Extracts from a graphics dataset:
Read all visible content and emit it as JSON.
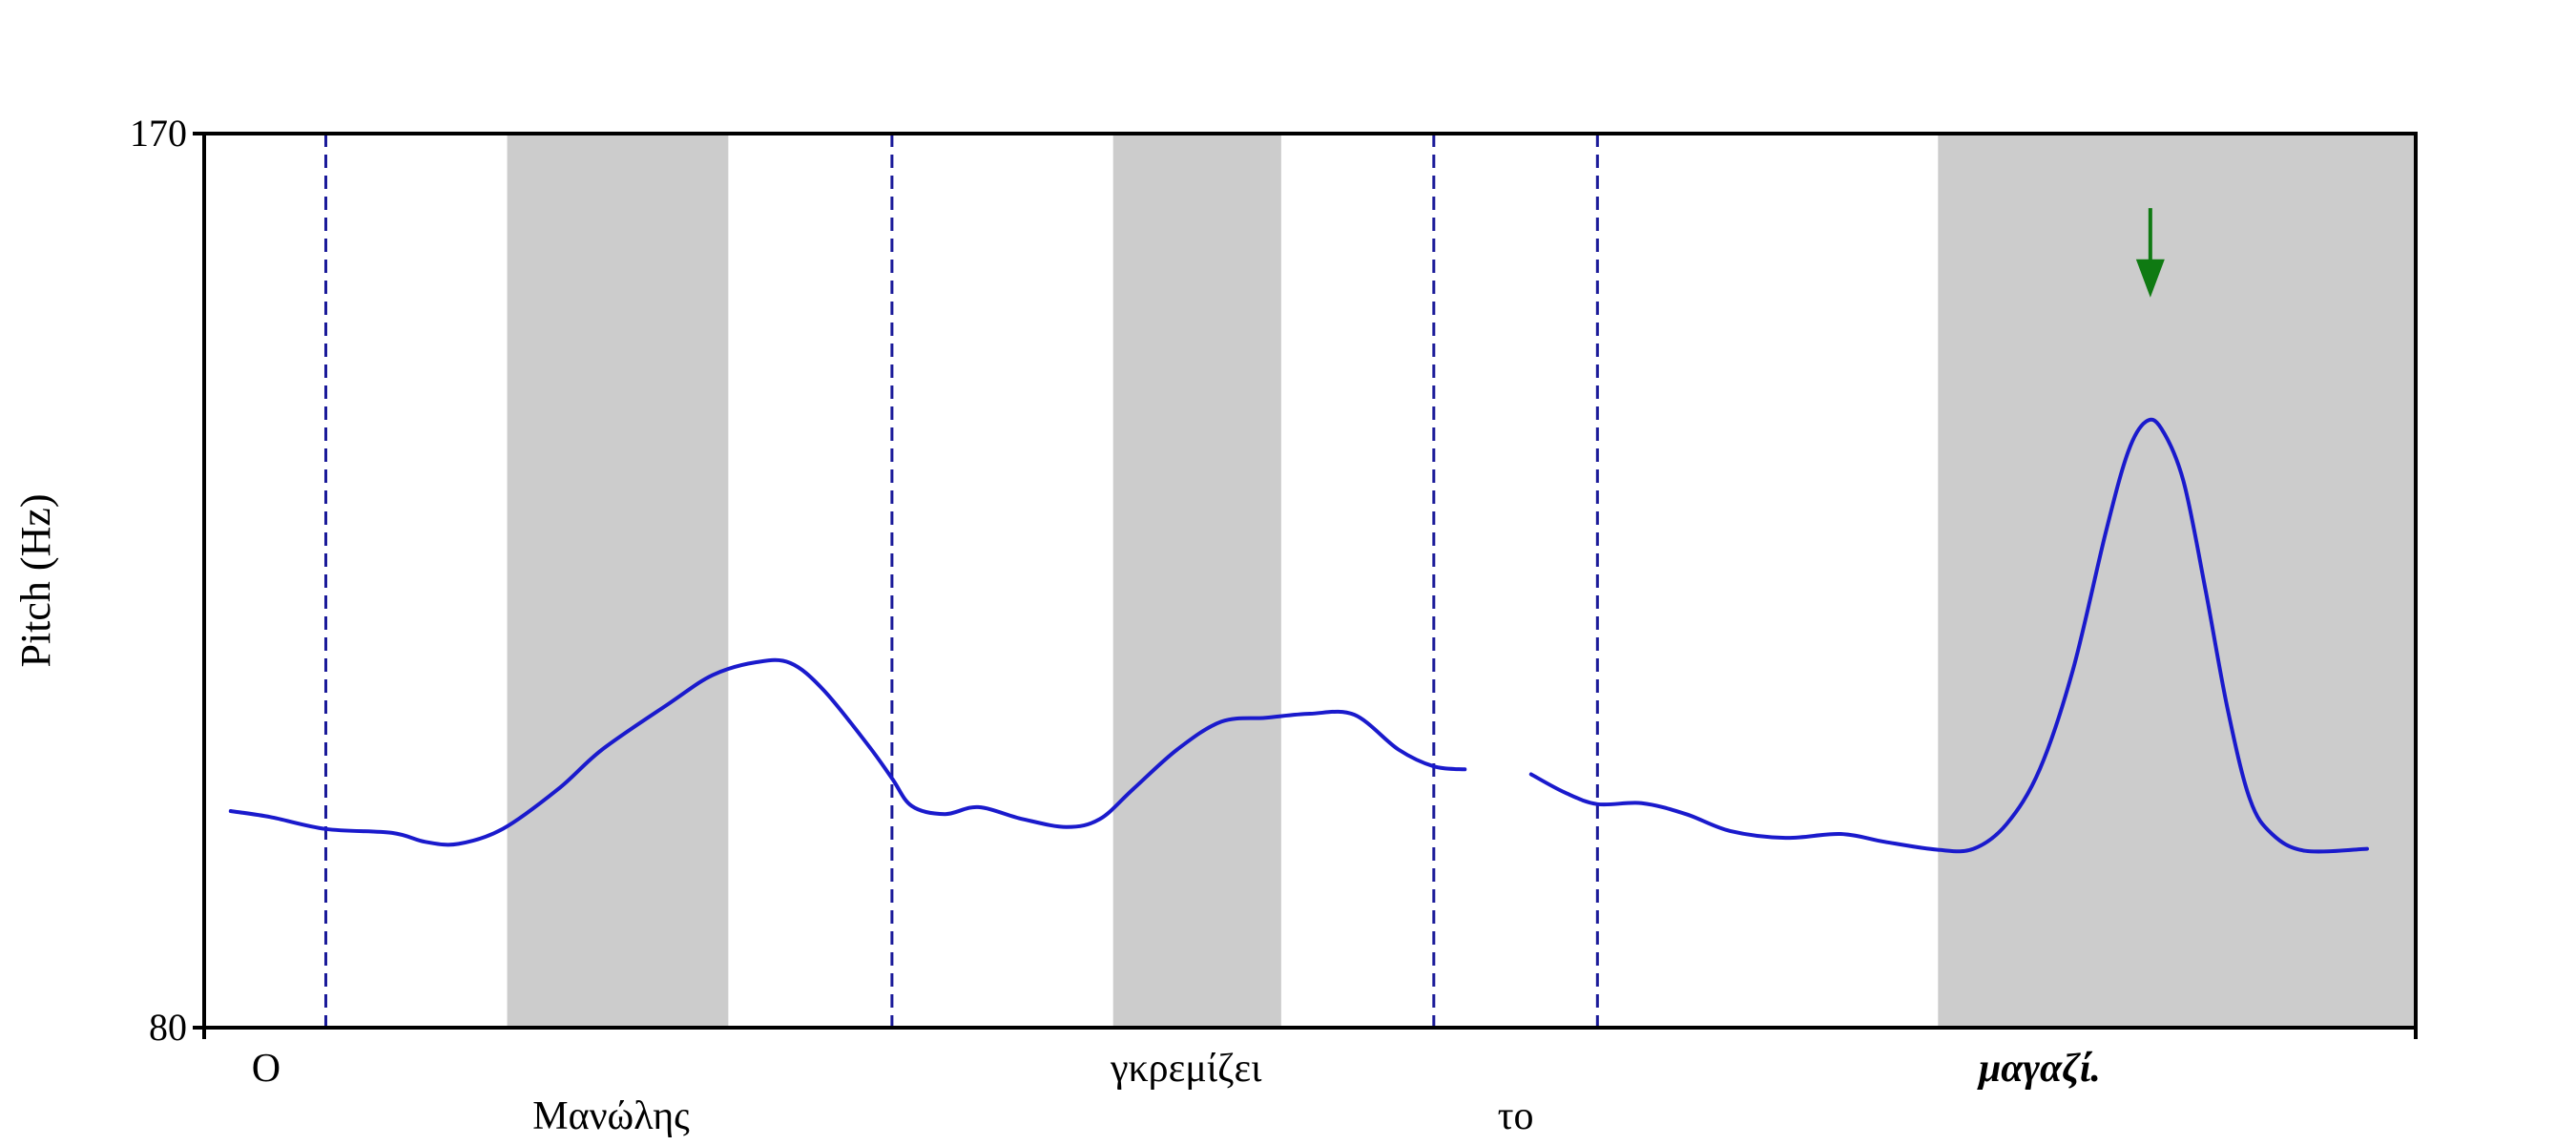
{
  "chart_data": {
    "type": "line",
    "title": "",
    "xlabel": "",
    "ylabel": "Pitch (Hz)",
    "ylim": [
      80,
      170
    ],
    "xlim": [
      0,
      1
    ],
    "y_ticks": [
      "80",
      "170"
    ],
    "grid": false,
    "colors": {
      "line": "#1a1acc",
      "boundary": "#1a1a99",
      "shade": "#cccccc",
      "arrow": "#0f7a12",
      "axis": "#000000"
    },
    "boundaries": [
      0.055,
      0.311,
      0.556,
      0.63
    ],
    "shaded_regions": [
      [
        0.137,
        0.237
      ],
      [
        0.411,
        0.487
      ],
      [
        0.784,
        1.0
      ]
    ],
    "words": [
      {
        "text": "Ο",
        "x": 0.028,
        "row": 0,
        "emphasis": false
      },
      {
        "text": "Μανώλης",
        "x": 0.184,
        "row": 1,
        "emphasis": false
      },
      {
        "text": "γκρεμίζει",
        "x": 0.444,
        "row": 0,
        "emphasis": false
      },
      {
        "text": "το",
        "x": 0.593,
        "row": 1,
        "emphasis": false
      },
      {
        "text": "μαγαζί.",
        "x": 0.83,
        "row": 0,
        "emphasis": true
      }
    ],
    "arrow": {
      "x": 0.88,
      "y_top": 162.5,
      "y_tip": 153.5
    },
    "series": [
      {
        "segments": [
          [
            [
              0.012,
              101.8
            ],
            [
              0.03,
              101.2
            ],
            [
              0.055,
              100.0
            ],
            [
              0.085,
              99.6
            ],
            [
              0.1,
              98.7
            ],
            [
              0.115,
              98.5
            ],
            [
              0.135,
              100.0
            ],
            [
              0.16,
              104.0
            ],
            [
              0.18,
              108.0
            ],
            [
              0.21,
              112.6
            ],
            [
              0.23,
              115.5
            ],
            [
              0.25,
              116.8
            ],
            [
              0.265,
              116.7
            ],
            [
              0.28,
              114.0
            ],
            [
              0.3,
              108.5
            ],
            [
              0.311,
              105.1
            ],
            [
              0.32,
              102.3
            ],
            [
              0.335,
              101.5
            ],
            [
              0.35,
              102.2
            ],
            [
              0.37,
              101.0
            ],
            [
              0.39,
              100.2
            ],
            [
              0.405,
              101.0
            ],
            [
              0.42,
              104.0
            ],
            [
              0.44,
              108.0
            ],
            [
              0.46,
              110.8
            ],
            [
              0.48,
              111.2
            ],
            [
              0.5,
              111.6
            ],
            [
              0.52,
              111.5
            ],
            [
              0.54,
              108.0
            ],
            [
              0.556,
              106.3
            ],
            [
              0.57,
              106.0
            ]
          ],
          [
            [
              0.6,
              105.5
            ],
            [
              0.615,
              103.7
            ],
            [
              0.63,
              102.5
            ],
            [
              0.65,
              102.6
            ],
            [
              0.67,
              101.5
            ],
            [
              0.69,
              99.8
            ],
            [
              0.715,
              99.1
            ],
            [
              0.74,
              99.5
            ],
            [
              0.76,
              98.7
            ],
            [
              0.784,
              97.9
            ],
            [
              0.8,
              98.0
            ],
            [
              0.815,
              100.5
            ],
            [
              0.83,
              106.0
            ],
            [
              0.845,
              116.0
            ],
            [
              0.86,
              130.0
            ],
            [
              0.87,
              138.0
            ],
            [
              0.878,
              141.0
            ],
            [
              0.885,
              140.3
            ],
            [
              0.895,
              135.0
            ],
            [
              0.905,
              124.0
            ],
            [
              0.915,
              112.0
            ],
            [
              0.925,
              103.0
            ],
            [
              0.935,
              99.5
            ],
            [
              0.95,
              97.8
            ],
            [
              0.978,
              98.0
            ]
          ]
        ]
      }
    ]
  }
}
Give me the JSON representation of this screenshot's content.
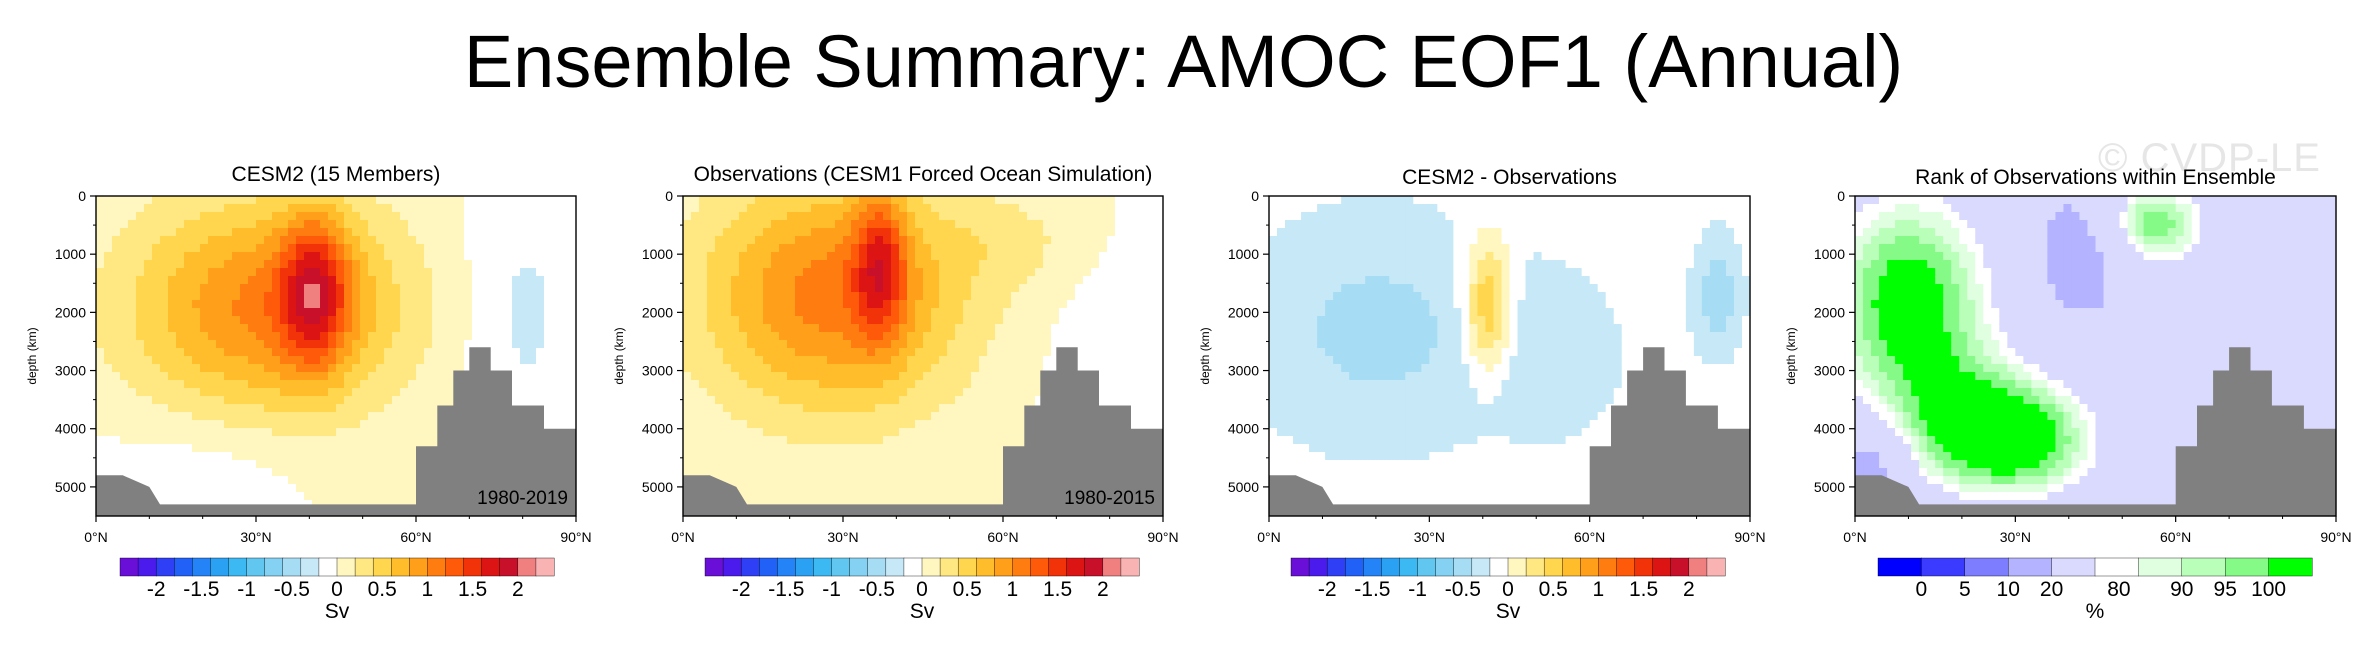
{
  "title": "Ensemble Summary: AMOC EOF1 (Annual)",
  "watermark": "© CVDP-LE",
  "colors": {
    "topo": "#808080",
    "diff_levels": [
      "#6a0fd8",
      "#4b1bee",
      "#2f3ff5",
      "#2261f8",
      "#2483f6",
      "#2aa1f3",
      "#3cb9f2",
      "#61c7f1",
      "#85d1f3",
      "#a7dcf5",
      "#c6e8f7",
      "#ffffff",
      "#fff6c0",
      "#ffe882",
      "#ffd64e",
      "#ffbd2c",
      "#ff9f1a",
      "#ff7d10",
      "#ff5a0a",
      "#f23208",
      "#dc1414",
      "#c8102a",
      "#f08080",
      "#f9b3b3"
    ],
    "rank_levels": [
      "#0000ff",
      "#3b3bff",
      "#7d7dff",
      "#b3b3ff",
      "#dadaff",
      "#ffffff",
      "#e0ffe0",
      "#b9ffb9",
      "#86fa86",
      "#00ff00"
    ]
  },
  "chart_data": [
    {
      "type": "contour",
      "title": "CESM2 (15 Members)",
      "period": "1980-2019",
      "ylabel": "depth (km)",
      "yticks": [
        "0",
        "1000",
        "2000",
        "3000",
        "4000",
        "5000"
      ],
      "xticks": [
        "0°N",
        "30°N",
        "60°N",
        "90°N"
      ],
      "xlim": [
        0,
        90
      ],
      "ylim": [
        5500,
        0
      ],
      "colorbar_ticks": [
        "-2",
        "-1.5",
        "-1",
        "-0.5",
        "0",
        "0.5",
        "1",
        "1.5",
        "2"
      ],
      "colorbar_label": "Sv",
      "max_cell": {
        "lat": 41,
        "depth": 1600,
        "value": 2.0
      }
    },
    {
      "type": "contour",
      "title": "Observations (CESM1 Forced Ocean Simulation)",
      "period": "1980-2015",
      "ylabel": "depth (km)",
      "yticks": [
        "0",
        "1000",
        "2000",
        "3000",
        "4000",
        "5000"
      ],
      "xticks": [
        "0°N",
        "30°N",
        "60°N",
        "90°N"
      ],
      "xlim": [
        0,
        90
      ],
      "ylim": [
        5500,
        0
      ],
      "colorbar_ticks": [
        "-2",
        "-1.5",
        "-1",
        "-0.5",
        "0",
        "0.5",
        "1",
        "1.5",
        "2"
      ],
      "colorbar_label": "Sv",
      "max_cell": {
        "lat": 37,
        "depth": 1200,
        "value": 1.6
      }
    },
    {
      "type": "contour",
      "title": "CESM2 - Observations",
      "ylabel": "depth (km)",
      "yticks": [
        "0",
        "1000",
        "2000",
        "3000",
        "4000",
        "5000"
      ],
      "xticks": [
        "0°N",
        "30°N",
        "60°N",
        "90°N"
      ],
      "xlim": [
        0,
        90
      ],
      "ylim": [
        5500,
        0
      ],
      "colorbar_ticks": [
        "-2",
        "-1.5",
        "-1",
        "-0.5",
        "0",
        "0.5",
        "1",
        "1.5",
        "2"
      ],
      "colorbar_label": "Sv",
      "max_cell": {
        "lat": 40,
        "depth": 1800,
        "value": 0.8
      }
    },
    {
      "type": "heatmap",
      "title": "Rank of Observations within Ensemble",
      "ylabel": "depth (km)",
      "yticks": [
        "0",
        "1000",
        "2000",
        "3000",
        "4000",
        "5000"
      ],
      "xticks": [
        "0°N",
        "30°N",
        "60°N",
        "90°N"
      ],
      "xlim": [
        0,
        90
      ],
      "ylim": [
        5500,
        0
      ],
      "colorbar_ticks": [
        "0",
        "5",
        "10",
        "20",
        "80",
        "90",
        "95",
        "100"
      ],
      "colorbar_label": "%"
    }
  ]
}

Exercise brief.
Return all of the entries word for word, but omit the pictures.

Reply.
Read all visible content and emit it as JSON.
{
  "chart_data": {
    "type": "line",
    "title": "",
    "xlabel": "",
    "ylabel": "Pitch (Hz)",
    "ylim": [
      80,
      170
    ],
    "xlim": [
      0,
      1
    ],
    "y_ticks": [
      "80",
      "170"
    ],
    "grid": false,
    "colors": {
      "line": "#1a1acc",
      "boundary": "#1a1a99",
      "shade": "#cccccc",
      "arrow": "#0f7a12",
      "axis": "#000000"
    },
    "boundaries": [
      0.055,
      0.311,
      0.556,
      0.63
    ],
    "shaded_regions": [
      [
        0.137,
        0.237
      ],
      [
        0.411,
        0.487
      ],
      [
        0.784,
        1.0
      ]
    ],
    "words": [
      {
        "text": "Ο",
        "x": 0.028,
        "row": 0,
        "emphasis": false
      },
      {
        "text": "Μανώλης",
        "x": 0.184,
        "row": 1,
        "emphasis": false
      },
      {
        "text": "γκρεμίζει",
        "x": 0.444,
        "row": 0,
        "emphasis": false
      },
      {
        "text": "το",
        "x": 0.593,
        "row": 1,
        "emphasis": false
      },
      {
        "text": "μαγαζί.",
        "x": 0.83,
        "row": 0,
        "emphasis": true
      }
    ],
    "arrow": {
      "x": 0.88,
      "y_top": 162.5,
      "y_tip": 153.5
    },
    "series": [
      {
        "segments": [
          [
            [
              0.012,
              101.8
            ],
            [
              0.03,
              101.2
            ],
            [
              0.055,
              100.0
            ],
            [
              0.085,
              99.6
            ],
            [
              0.1,
              98.7
            ],
            [
              0.115,
              98.5
            ],
            [
              0.135,
              100.0
            ],
            [
              0.16,
              104.0
            ],
            [
              0.18,
              108.0
            ],
            [
              0.21,
              112.6
            ],
            [
              0.23,
              115.5
            ],
            [
              0.25,
              116.8
            ],
            [
              0.265,
              116.7
            ],
            [
              0.28,
              114.0
            ],
            [
              0.3,
              108.5
            ],
            [
              0.311,
              105.1
            ],
            [
              0.32,
              102.3
            ],
            [
              0.335,
              101.5
            ],
            [
              0.35,
              102.2
            ],
            [
              0.37,
              101.0
            ],
            [
              0.39,
              100.2
            ],
            [
              0.405,
              101.0
            ],
            [
              0.42,
              104.0
            ],
            [
              0.44,
              108.0
            ],
            [
              0.46,
              110.8
            ],
            [
              0.48,
              111.2
            ],
            [
              0.5,
              111.6
            ],
            [
              0.52,
              111.5
            ],
            [
              0.54,
              108.0
            ],
            [
              0.556,
              106.3
            ],
            [
              0.57,
              106.0
            ]
          ],
          [
            [
              0.6,
              105.5
            ],
            [
              0.615,
              103.7
            ],
            [
              0.63,
              102.5
            ],
            [
              0.65,
              102.6
            ],
            [
              0.67,
              101.5
            ],
            [
              0.69,
              99.8
            ],
            [
              0.715,
              99.1
            ],
            [
              0.74,
              99.5
            ],
            [
              0.76,
              98.7
            ],
            [
              0.784,
              97.9
            ],
            [
              0.8,
              98.0
            ],
            [
              0.815,
              100.5
            ],
            [
              0.83,
              106.0
            ],
            [
              0.845,
              116.0
            ],
            [
              0.86,
              130.0
            ],
            [
              0.87,
              138.0
            ],
            [
              0.878,
              141.0
            ],
            [
              0.885,
              140.3
            ],
            [
              0.895,
              135.0
            ],
            [
              0.905,
              124.0
            ],
            [
              0.915,
              112.0
            ],
            [
              0.925,
              103.0
            ],
            [
              0.935,
              99.5
            ],
            [
              0.95,
              97.8
            ],
            [
              0.978,
              98.0
            ]
          ]
        ]
      }
    ]
  }
}
Give me the JSON representation of this screenshot's content.
{
  "title": "Ensemble Summary: AMOC EOF1 (Annual)",
  "watermark": "© CVDP-LE",
  "colors": {
    "topo": "#808080",
    "diff_levels": [
      "#6a0fd8",
      "#4b1bee",
      "#2f3ff5",
      "#2261f8",
      "#2483f6",
      "#2aa1f3",
      "#3cb9f2",
      "#61c7f1",
      "#85d1f3",
      "#a7dcf5",
      "#c6e8f7",
      "#ffffff",
      "#fff6c0",
      "#ffe882",
      "#ffd64e",
      "#ffbd2c",
      "#ff9f1a",
      "#ff7d10",
      "#ff5a0a",
      "#f23208",
      "#dc1414",
      "#c8102a",
      "#f08080",
      "#f9b3b3"
    ],
    "rank_levels": [
      "#0000ff",
      "#3b3bff",
      "#7d7dff",
      "#b3b3ff",
      "#dadaff",
      "#ffffff",
      "#e0ffe0",
      "#b9ffb9",
      "#86fa86",
      "#00ff00"
    ]
  },
  "chart_data": [
    {
      "type": "contour",
      "title": "CESM2 (15 Members)",
      "period": "1980-2019",
      "ylabel": "depth (km)",
      "yticks": [
        "0",
        "1000",
        "2000",
        "3000",
        "4000",
        "5000"
      ],
      "xticks": [
        "0°N",
        "30°N",
        "60°N",
        "90°N"
      ],
      "xlim": [
        0,
        90
      ],
      "ylim": [
        5500,
        0
      ],
      "colorbar_ticks": [
        "-2",
        "-1.5",
        "-1",
        "-0.5",
        "0",
        "0.5",
        "1",
        "1.5",
        "2"
      ],
      "colorbar_label": "Sv",
      "max_cell": {
        "lat": 41,
        "depth": 1600,
        "value": 2.0
      }
    },
    {
      "type": "contour",
      "title": "Observations (CESM1 Forced Ocean Simulation)",
      "period": "1980-2015",
      "ylabel": "depth (km)",
      "yticks": [
        "0",
        "1000",
        "2000",
        "3000",
        "4000",
        "5000"
      ],
      "xticks": [
        "0°N",
        "30°N",
        "60°N",
        "90°N"
      ],
      "xlim": [
        0,
        90
      ],
      "ylim": [
        5500,
        0
      ],
      "colorbar_ticks": [
        "-2",
        "-1.5",
        "-1",
        "-0.5",
        "0",
        "0.5",
        "1",
        "1.5",
        "2"
      ],
      "colorbar_label": "Sv",
      "max_cell": {
        "lat": 37,
        "depth": 1200,
        "value": 1.6
      }
    },
    {
      "type": "contour",
      "title": "CESM2 - Observations",
      "ylabel": "depth (km)",
      "yticks": [
        "0",
        "1000",
        "2000",
        "3000",
        "4000",
        "5000"
      ],
      "xticks": [
        "0°N",
        "30°N",
        "60°N",
        "90°N"
      ],
      "xlim": [
        0,
        90
      ],
      "ylim": [
        5500,
        0
      ],
      "colorbar_ticks": [
        "-2",
        "-1.5",
        "-1",
        "-0.5",
        "0",
        "0.5",
        "1",
        "1.5",
        "2"
      ],
      "colorbar_label": "Sv",
      "max_cell": {
        "lat": 40,
        "depth": 1800,
        "value": 0.8
      }
    },
    {
      "type": "heatmap",
      "title": "Rank of Observations within Ensemble",
      "ylabel": "depth (km)",
      "yticks": [
        "0",
        "1000",
        "2000",
        "3000",
        "4000",
        "5000"
      ],
      "xticks": [
        "0°N",
        "30°N",
        "60°N",
        "90°N"
      ],
      "xlim": [
        0,
        90
      ],
      "ylim": [
        5500,
        0
      ],
      "colorbar_ticks": [
        "0",
        "5",
        "10",
        "20",
        "80",
        "90",
        "95",
        "100"
      ],
      "colorbar_label": "%"
    }
  ]
}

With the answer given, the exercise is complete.